DATA SECTION:
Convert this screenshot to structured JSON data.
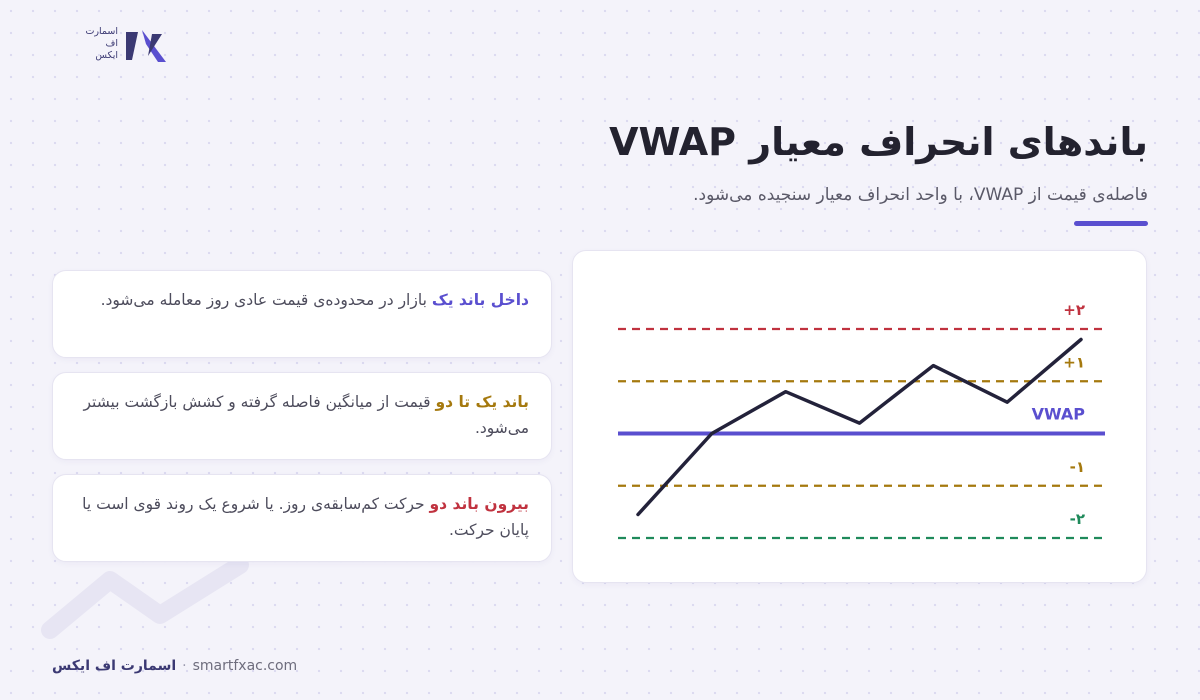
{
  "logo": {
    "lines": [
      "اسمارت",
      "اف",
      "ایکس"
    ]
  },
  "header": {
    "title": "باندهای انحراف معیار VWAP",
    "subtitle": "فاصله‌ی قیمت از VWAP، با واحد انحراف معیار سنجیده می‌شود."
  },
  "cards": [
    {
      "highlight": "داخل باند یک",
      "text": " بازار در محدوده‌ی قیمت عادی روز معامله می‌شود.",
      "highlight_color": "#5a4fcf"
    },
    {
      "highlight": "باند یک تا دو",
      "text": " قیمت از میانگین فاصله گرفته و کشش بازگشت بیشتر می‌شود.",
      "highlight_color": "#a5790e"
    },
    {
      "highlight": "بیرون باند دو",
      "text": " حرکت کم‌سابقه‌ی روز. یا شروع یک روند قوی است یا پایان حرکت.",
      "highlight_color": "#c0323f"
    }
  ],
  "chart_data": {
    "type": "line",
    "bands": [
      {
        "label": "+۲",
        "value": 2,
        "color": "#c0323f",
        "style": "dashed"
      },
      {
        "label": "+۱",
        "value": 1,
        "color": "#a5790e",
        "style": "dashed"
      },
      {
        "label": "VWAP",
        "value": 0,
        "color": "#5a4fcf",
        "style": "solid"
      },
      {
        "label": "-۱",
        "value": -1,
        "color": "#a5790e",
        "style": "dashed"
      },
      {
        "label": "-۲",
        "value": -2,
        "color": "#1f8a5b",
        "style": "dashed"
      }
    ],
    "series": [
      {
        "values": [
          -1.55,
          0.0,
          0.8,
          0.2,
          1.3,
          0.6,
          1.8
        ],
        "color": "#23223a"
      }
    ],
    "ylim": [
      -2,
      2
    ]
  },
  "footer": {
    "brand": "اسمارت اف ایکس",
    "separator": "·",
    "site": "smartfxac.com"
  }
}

---

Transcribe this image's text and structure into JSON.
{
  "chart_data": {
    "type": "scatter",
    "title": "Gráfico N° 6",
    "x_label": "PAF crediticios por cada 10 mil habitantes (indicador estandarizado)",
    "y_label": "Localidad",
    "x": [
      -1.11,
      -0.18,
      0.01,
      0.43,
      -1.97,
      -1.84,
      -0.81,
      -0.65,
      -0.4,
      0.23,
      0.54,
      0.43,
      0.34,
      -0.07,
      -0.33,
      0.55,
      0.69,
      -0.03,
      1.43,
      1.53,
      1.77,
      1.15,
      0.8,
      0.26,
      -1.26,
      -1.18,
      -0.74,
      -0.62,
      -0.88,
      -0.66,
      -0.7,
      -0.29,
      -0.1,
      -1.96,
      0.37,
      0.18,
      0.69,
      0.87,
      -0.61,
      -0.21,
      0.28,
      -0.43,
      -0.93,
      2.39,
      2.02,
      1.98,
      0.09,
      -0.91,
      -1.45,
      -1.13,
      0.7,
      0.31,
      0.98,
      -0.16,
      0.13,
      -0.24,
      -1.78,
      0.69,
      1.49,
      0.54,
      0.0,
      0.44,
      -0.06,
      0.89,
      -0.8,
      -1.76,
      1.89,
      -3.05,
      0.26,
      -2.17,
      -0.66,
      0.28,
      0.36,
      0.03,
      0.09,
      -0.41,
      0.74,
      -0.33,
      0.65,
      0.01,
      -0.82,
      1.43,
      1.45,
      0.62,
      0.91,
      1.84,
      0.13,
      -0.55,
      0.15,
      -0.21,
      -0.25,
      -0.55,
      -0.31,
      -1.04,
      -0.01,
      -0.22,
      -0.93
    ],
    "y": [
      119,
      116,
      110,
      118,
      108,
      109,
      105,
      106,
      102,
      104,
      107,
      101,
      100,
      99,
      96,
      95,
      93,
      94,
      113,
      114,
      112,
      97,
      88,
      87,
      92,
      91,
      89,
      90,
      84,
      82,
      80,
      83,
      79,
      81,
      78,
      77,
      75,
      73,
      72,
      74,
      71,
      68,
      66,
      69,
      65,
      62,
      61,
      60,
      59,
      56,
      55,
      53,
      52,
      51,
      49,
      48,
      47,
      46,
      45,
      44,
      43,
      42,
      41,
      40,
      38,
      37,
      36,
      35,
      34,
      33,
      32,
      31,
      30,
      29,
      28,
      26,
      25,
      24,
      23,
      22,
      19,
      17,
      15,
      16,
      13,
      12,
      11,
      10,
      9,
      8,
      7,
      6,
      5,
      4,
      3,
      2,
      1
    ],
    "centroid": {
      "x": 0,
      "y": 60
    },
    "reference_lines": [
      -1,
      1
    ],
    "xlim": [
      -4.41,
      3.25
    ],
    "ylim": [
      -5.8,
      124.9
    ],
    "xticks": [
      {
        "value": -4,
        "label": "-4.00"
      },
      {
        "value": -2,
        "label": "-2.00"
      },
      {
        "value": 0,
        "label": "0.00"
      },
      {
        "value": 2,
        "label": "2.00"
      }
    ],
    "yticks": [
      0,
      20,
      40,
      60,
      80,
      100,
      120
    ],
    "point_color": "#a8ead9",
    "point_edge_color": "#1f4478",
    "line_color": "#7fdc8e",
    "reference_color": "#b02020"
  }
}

GIVEN INSTRUCTION:
Show the lines of the material that contain the word "فاصله".

FULL SOLUTION:
    "subtitle": "فاصله‌ی قیمت از VWAP، با واحد انحراف معیار سنجیده می‌شود."
      "text": " قیمت از میانگین فاصله گرفته و کشش بازگشت بیشتر می‌شود.",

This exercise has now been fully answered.